## What this task involves
Count how many lines hold the word "JSON" and give that number as the whole answer.

* START Supplied material *

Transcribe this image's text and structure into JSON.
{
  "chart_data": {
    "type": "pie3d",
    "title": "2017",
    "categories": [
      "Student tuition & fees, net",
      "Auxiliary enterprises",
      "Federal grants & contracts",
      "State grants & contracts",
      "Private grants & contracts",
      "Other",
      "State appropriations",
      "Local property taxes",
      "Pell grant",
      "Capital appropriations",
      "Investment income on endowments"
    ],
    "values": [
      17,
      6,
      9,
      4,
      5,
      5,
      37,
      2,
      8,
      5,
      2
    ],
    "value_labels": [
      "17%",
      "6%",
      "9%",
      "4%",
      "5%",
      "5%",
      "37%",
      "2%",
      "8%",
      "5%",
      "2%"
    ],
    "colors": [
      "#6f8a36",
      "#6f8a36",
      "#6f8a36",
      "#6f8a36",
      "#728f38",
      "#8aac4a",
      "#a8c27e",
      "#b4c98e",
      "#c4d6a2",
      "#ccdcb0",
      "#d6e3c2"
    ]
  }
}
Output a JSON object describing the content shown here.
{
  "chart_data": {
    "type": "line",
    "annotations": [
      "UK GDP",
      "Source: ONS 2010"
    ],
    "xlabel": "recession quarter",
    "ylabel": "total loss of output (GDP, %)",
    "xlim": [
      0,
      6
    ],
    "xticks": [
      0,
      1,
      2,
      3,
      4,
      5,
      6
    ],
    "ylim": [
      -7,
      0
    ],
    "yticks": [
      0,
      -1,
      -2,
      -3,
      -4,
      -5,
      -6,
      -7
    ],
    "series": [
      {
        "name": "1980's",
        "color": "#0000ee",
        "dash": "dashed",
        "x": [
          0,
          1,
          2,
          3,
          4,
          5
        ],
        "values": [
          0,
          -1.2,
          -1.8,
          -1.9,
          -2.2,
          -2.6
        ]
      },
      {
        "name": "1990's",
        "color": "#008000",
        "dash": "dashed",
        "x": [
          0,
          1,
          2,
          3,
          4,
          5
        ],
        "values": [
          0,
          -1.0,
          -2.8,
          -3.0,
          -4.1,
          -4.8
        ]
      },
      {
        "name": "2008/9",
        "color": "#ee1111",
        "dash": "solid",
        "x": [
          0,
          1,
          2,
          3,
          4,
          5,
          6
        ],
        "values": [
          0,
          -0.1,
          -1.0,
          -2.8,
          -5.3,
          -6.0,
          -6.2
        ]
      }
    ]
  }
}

* END Supplied material *

## Result of this exercise
2